* TASK BRIEF
Express each line of the material below as a JSON list of strings with one string per line, leaving out blank lines.

* THE INPUT
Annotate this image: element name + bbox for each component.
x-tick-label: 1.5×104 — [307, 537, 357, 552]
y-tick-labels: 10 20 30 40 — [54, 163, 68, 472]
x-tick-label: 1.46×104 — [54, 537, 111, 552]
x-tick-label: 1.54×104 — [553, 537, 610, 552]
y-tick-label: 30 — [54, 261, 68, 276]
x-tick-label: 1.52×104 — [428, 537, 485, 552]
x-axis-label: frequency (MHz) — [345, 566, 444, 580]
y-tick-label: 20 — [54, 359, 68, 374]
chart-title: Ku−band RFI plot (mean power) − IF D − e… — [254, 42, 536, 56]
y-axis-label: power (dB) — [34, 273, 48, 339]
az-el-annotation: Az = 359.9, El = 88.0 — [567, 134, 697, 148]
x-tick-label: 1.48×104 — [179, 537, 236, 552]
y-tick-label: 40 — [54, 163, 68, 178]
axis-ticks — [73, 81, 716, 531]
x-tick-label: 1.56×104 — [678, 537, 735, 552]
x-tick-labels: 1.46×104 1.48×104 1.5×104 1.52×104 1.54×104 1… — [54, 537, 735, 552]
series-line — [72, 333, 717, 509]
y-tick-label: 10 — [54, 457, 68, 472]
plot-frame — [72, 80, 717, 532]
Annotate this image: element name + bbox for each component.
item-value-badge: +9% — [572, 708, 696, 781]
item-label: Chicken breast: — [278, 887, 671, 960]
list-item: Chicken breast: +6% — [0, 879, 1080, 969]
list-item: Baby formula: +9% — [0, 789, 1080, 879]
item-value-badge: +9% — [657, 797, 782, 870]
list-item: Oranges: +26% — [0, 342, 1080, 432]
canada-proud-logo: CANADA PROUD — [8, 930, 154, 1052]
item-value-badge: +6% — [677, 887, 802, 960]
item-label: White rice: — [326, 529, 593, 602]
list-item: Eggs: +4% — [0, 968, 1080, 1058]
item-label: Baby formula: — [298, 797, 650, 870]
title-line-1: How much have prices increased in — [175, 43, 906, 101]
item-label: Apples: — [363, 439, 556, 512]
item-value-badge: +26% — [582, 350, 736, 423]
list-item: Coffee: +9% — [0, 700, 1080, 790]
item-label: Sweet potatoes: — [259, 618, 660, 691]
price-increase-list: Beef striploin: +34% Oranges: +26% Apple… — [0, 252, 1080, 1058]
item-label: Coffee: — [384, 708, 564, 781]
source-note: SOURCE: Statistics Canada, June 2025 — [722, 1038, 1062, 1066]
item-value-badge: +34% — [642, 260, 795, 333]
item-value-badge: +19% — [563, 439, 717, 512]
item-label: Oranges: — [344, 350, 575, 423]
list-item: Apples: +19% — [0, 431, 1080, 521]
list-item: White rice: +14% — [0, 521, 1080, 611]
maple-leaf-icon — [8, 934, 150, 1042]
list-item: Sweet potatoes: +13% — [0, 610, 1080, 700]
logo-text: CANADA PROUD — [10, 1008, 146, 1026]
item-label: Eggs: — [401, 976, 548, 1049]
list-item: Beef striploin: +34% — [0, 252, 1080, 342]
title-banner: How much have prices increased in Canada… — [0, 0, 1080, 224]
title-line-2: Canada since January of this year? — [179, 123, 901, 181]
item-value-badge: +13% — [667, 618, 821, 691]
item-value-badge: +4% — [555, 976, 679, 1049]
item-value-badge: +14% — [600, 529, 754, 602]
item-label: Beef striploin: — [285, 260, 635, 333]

* EXERCISE SOLUTION
[
  "Annotate this image: element name + bbox for each component.",
  "x-tick-label: 1.5×104 — [307, 537, 357, 552]",
  "y-tick-labels: 10 20 30 40 — [54, 163, 68, 472]",
  "x-tick-label: 1.46×104 — [54, 537, 111, 552]",
  "x-tick-label: 1.54×104 — [553, 537, 610, 552]",
  "y-tick-label: 30 — [54, 261, 68, 276]",
  "x-tick-label: 1.52×104 — [428, 537, 485, 552]",
  "x-axis-label: frequency (MHz) — [345, 566, 444, 580]",
  "y-tick-label: 20 — [54, 359, 68, 374]",
  "chart-title: Ku−band RFI plot (mean power) − IF D − e… — [254, 42, 536, 56]",
  "y-axis-label: power (dB) — [34, 273, 48, 339]",
  "az-el-annotation: Az = 359.9, El = 88.0 — [567, 134, 697, 148]",
  "x-tick-label: 1.48×104 — [179, 537, 236, 552]",
  "y-tick-label: 40 — [54, 163, 68, 178]",
  "axis-ticks — [73, 81, 716, 531]",
  "x-tick-label: 1.56×104 — [678, 537, 735, 552]",
  "x-tick-labels: 1.46×104 1.48×104 1.5×104 1.52×104 1.54×104 1… — [54, 537, 735, 552]",
  "series-line — [72, 333, 717, 509]",
  "y-tick-label: 10 — [54, 457, 68, 472]",
  "plot-frame — [72, 80, 717, 532]",
  "Annotate this image: element name + bbox for each component.",
  "item-value-badge: +9% — [572, 708, 696, 781]",
  "item-label: Chicken breast: — [278, 887, 671, 960]",
  "list-item: Chicken breast: +6% — [0, 879, 1080, 969]",
  "list-item: Baby formula: +9% — [0, 789, 1080, 879]",
  "item-value-badge: +9% — [657, 797, 782, 870]",
  "list-item: Oranges: +26% — [0, 342, 1080, 432]",
  "canada-proud-logo: CANADA PROUD — [8, 930, 154, 1052]",
  "item-value-badge: +6% — [677, 887, 802, 960]",
  "item-label: White rice: — [326, 529, 593, 602]",
  "list-item: Eggs: +4% — [0, 968, 1080, 1058]",
  "item-label: Baby formula: — [298, 797, 650, 870]",
  "title-line-1: How much have prices increased in — [175, 43, 906, 101]",
  "item-label: Apples: — [363, 439, 556, 512]",
  "item-value-badge: +26% — [582, 350, 736, 423]",
  "list-item: Coffee: +9% — [0, 700, 1080, 790]",
  "item-label: Sweet potatoes: — [259, 618, 660, 691]",
  "price-increase-list: Beef striploin: +34% Oranges: +26% Apple… — [0, 252, 1080, 1058]",
  "item-label: Coffee: — [384, 708, 564, 781]",
  "source-note: SOURCE: Statistics Canada, June 2025 — [722, 1038, 1062, 1066]",
  "item-value-badge: +34% — [642, 260, 795, 333]",
  "item-value-badge: +19% — [563, 439, 717, 512]",
  "item-label: Oranges: — [344, 350, 575, 423]",
  "list-item: Apples: +19% — [0, 431, 1080, 521]",
  "list-item: White rice: +14% — [0, 521, 1080, 611]",
  "maple-leaf-icon — [8, 934, 150, 1042]",
  "list-item: Sweet potatoes: +13% — [0, 610, 1080, 700]",
  "logo-text: CANADA PROUD — [10, 1008, 146, 1026]",
  "item-label: Eggs: — [401, 976, 548, 1049]",
  "list-item: Beef striploin: +34% — [0, 252, 1080, 342]",
  "title-banner: How much have prices increased in Canada… — [0, 0, 1080, 224]",
  "title-line-2: Canada since January of this year? — [179, 123, 901, 181]",
  "item-value-badge: +13% — [667, 618, 821, 691]",
  "item-value-badge: +4% — [555, 976, 679, 1049]",
  "item-value-badge: +14% — [600, 529, 754, 602]",
  "item-label: Beef striploin: — [285, 260, 635, 333]"
]